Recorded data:

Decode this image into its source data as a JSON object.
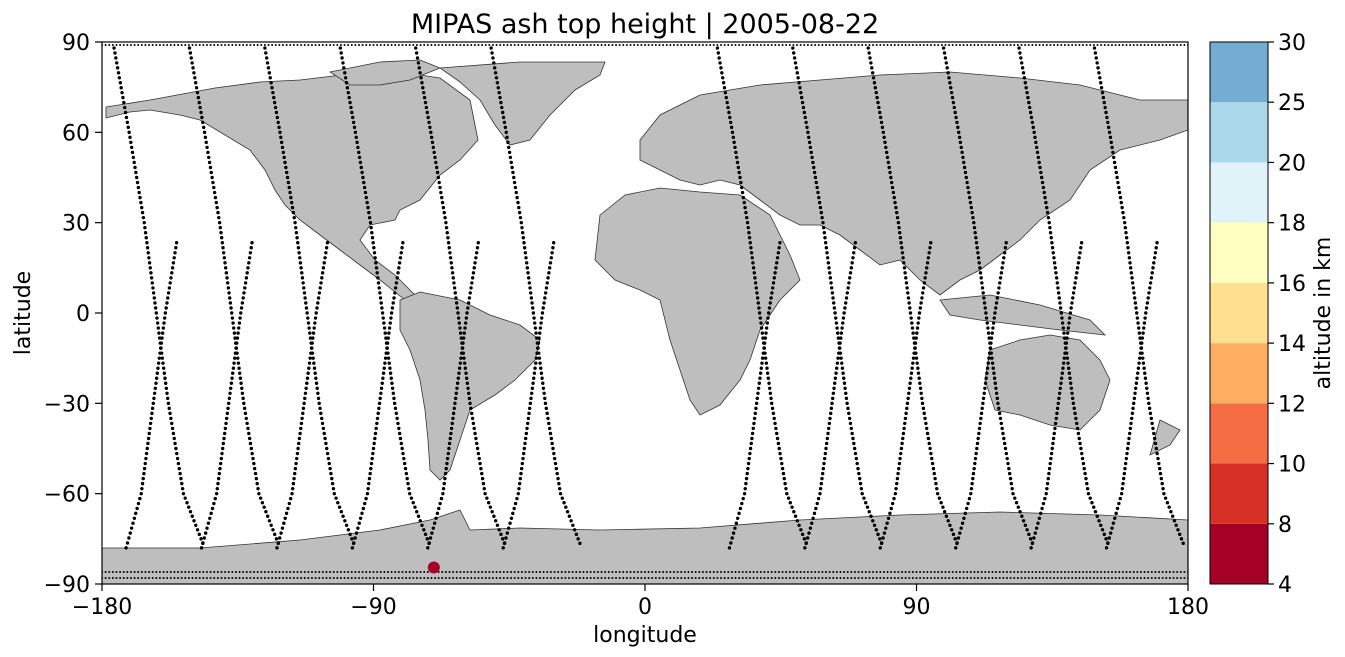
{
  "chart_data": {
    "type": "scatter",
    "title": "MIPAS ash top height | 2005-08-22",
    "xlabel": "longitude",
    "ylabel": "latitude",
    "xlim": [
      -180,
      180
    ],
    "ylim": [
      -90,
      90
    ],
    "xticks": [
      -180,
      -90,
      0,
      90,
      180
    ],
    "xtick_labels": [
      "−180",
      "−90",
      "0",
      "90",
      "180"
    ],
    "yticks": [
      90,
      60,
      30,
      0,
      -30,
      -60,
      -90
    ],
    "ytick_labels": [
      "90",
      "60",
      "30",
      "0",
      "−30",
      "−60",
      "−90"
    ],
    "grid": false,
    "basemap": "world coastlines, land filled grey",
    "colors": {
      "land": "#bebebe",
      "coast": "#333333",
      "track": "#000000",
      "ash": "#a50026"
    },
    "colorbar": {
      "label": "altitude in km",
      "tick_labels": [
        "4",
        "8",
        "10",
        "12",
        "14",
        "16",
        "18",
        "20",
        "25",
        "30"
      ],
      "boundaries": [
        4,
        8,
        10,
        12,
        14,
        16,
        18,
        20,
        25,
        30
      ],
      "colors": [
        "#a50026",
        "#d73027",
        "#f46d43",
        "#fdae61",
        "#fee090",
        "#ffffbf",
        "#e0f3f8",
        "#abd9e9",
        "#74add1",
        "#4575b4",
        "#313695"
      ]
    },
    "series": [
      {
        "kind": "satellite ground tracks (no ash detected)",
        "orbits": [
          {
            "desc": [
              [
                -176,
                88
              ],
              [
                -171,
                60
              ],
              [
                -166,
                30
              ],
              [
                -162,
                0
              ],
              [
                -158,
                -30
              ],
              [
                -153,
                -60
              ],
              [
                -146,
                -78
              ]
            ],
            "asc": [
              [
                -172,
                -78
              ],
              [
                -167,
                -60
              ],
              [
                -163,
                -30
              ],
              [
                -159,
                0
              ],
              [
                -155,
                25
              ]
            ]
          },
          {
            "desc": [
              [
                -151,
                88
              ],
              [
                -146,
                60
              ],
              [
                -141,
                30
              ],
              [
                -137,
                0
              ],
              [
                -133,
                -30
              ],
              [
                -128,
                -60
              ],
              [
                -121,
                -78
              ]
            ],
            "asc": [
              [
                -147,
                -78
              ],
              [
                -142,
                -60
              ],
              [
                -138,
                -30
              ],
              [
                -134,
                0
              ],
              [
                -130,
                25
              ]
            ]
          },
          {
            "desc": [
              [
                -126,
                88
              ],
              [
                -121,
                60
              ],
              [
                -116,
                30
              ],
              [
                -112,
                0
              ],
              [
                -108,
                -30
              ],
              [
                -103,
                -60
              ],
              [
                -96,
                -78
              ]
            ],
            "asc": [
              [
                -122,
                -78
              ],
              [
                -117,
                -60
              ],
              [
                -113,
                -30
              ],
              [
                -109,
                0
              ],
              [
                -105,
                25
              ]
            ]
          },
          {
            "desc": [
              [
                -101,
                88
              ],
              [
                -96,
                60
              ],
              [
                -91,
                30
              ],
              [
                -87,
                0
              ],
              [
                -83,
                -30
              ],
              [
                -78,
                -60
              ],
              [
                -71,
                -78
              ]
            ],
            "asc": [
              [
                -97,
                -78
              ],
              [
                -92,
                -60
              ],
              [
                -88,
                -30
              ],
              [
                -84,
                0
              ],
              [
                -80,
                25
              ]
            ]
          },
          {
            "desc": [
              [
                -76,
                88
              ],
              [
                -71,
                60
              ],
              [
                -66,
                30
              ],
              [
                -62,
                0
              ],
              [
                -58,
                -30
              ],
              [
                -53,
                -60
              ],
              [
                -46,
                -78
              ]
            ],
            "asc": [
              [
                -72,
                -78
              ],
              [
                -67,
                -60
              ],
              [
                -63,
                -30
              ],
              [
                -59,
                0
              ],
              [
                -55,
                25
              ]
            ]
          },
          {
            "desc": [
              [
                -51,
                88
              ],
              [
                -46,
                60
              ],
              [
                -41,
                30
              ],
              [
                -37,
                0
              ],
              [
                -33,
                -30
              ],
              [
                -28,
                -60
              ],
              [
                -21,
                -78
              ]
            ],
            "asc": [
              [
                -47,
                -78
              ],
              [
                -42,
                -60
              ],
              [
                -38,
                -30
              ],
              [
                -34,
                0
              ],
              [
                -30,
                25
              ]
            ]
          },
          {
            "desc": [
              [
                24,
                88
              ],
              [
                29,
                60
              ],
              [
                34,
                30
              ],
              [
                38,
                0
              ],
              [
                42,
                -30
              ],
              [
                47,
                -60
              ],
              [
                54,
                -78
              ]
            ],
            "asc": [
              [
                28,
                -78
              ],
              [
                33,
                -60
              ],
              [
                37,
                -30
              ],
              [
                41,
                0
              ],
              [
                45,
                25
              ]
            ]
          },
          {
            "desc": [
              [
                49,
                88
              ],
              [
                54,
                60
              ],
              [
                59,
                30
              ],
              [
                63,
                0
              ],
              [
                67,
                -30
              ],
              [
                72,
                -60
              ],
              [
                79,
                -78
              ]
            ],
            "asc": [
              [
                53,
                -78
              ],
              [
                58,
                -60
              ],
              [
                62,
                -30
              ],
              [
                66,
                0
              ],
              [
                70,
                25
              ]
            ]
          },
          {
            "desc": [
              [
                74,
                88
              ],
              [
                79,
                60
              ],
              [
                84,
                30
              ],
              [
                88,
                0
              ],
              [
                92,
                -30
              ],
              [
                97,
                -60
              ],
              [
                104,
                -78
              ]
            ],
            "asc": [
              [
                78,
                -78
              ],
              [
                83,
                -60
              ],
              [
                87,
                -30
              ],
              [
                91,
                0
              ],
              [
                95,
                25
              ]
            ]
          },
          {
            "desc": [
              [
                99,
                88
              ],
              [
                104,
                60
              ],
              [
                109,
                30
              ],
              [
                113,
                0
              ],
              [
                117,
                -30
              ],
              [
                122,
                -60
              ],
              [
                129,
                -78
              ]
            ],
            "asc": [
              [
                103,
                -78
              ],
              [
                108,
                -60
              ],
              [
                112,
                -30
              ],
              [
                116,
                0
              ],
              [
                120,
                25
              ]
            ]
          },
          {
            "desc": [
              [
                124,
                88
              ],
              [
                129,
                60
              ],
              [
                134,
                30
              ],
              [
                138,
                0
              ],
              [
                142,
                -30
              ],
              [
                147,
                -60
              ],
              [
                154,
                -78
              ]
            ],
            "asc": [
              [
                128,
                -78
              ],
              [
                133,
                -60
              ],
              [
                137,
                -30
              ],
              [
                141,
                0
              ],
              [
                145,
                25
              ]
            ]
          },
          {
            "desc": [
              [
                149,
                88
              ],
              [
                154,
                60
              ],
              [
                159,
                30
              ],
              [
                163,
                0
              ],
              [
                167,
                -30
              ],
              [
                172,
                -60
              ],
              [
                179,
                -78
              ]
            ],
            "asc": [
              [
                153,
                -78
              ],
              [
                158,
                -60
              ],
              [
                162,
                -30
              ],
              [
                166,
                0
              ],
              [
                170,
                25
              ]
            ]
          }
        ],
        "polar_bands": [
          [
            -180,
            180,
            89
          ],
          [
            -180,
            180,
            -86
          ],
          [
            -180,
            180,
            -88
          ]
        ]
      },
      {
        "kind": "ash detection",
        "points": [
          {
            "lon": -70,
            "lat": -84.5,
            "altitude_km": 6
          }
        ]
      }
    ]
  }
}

SET PROBLEM:
Repeat the preceding records precisely, and leave every picture out of the copy.

FINAL ANSWER:
Decode this image into its source data as a JSON object.
{
  "chart_data": {
    "type": "scatter",
    "title": "MIPAS ash top height | 2005-08-22",
    "xlabel": "longitude",
    "ylabel": "latitude",
    "xlim": [
      -180,
      180
    ],
    "ylim": [
      -90,
      90
    ],
    "xticks": [
      -180,
      -90,
      0,
      90,
      180
    ],
    "xtick_labels": [
      "−180",
      "−90",
      "0",
      "90",
      "180"
    ],
    "yticks": [
      90,
      60,
      30,
      0,
      -30,
      -60,
      -90
    ],
    "ytick_labels": [
      "90",
      "60",
      "30",
      "0",
      "−30",
      "−60",
      "−90"
    ],
    "grid": false,
    "basemap": "world coastlines, land filled grey",
    "colors": {
      "land": "#bebebe",
      "coast": "#333333",
      "track": "#000000",
      "ash": "#a50026"
    },
    "colorbar": {
      "label": "altitude in km",
      "tick_labels": [
        "4",
        "8",
        "10",
        "12",
        "14",
        "16",
        "18",
        "20",
        "25",
        "30"
      ],
      "boundaries": [
        4,
        8,
        10,
        12,
        14,
        16,
        18,
        20,
        25,
        30
      ],
      "colors": [
        "#a50026",
        "#d73027",
        "#f46d43",
        "#fdae61",
        "#fee090",
        "#ffffbf",
        "#e0f3f8",
        "#abd9e9",
        "#74add1",
        "#4575b4",
        "#313695"
      ]
    },
    "series": [
      {
        "kind": "satellite ground tracks (no ash detected)",
        "orbits": [
          {
            "desc": [
              [
                -176,
                88
              ],
              [
                -171,
                60
              ],
              [
                -166,
                30
              ],
              [
                -162,
                0
              ],
              [
                -158,
                -30
              ],
              [
                -153,
                -60
              ],
              [
                -146,
                -78
              ]
            ],
            "asc": [
              [
                -172,
                -78
              ],
              [
                -167,
                -60
              ],
              [
                -163,
                -30
              ],
              [
                -159,
                0
              ],
              [
                -155,
                25
              ]
            ]
          },
          {
            "desc": [
              [
                -151,
                88
              ],
              [
                -146,
                60
              ],
              [
                -141,
                30
              ],
              [
                -137,
                0
              ],
              [
                -133,
                -30
              ],
              [
                -128,
                -60
              ],
              [
                -121,
                -78
              ]
            ],
            "asc": [
              [
                -147,
                -78
              ],
              [
                -142,
                -60
              ],
              [
                -138,
                -30
              ],
              [
                -134,
                0
              ],
              [
                -130,
                25
              ]
            ]
          },
          {
            "desc": [
              [
                -126,
                88
              ],
              [
                -121,
                60
              ],
              [
                -116,
                30
              ],
              [
                -112,
                0
              ],
              [
                -108,
                -30
              ],
              [
                -103,
                -60
              ],
              [
                -96,
                -78
              ]
            ],
            "asc": [
              [
                -122,
                -78
              ],
              [
                -117,
                -60
              ],
              [
                -113,
                -30
              ],
              [
                -109,
                0
              ],
              [
                -105,
                25
              ]
            ]
          },
          {
            "desc": [
              [
                -101,
                88
              ],
              [
                -96,
                60
              ],
              [
                -91,
                30
              ],
              [
                -87,
                0
              ],
              [
                -83,
                -30
              ],
              [
                -78,
                -60
              ],
              [
                -71,
                -78
              ]
            ],
            "asc": [
              [
                -97,
                -78
              ],
              [
                -92,
                -60
              ],
              [
                -88,
                -30
              ],
              [
                -84,
                0
              ],
              [
                -80,
                25
              ]
            ]
          },
          {
            "desc": [
              [
                -76,
                88
              ],
              [
                -71,
                60
              ],
              [
                -66,
                30
              ],
              [
                -62,
                0
              ],
              [
                -58,
                -30
              ],
              [
                -53,
                -60
              ],
              [
                -46,
                -78
              ]
            ],
            "asc": [
              [
                -72,
                -78
              ],
              [
                -67,
                -60
              ],
              [
                -63,
                -30
              ],
              [
                -59,
                0
              ],
              [
                -55,
                25
              ]
            ]
          },
          {
            "desc": [
              [
                -51,
                88
              ],
              [
                -46,
                60
              ],
              [
                -41,
                30
              ],
              [
                -37,
                0
              ],
              [
                -33,
                -30
              ],
              [
                -28,
                -60
              ],
              [
                -21,
                -78
              ]
            ],
            "asc": [
              [
                -47,
                -78
              ],
              [
                -42,
                -60
              ],
              [
                -38,
                -30
              ],
              [
                -34,
                0
              ],
              [
                -30,
                25
              ]
            ]
          },
          {
            "desc": [
              [
                24,
                88
              ],
              [
                29,
                60
              ],
              [
                34,
                30
              ],
              [
                38,
                0
              ],
              [
                42,
                -30
              ],
              [
                47,
                -60
              ],
              [
                54,
                -78
              ]
            ],
            "asc": [
              [
                28,
                -78
              ],
              [
                33,
                -60
              ],
              [
                37,
                -30
              ],
              [
                41,
                0
              ],
              [
                45,
                25
              ]
            ]
          },
          {
            "desc": [
              [
                49,
                88
              ],
              [
                54,
                60
              ],
              [
                59,
                30
              ],
              [
                63,
                0
              ],
              [
                67,
                -30
              ],
              [
                72,
                -60
              ],
              [
                79,
                -78
              ]
            ],
            "asc": [
              [
                53,
                -78
              ],
              [
                58,
                -60
              ],
              [
                62,
                -30
              ],
              [
                66,
                0
              ],
              [
                70,
                25
              ]
            ]
          },
          {
            "desc": [
              [
                74,
                88
              ],
              [
                79,
                60
              ],
              [
                84,
                30
              ],
              [
                88,
                0
              ],
              [
                92,
                -30
              ],
              [
                97,
                -60
              ],
              [
                104,
                -78
              ]
            ],
            "asc": [
              [
                78,
                -78
              ],
              [
                83,
                -60
              ],
              [
                87,
                -30
              ],
              [
                91,
                0
              ],
              [
                95,
                25
              ]
            ]
          },
          {
            "desc": [
              [
                99,
                88
              ],
              [
                104,
                60
              ],
              [
                109,
                30
              ],
              [
                113,
                0
              ],
              [
                117,
                -30
              ],
              [
                122,
                -60
              ],
              [
                129,
                -78
              ]
            ],
            "asc": [
              [
                103,
                -78
              ],
              [
                108,
                -60
              ],
              [
                112,
                -30
              ],
              [
                116,
                0
              ],
              [
                120,
                25
              ]
            ]
          },
          {
            "desc": [
              [
                124,
                88
              ],
              [
                129,
                60
              ],
              [
                134,
                30
              ],
              [
                138,
                0
              ],
              [
                142,
                -30
              ],
              [
                147,
                -60
              ],
              [
                154,
                -78
              ]
            ],
            "asc": [
              [
                128,
                -78
              ],
              [
                133,
                -60
              ],
              [
                137,
                -30
              ],
              [
                141,
                0
              ],
              [
                145,
                25
              ]
            ]
          },
          {
            "desc": [
              [
                149,
                88
              ],
              [
                154,
                60
              ],
              [
                159,
                30
              ],
              [
                163,
                0
              ],
              [
                167,
                -30
              ],
              [
                172,
                -60
              ],
              [
                179,
                -78
              ]
            ],
            "asc": [
              [
                153,
                -78
              ],
              [
                158,
                -60
              ],
              [
                162,
                -30
              ],
              [
                166,
                0
              ],
              [
                170,
                25
              ]
            ]
          }
        ],
        "polar_bands": [
          [
            -180,
            180,
            89
          ],
          [
            -180,
            180,
            -86
          ],
          [
            -180,
            180,
            -88
          ]
        ]
      },
      {
        "kind": "ash detection",
        "points": [
          {
            "lon": -70,
            "lat": -84.5,
            "altitude_km": 6
          }
        ]
      }
    ]
  }
}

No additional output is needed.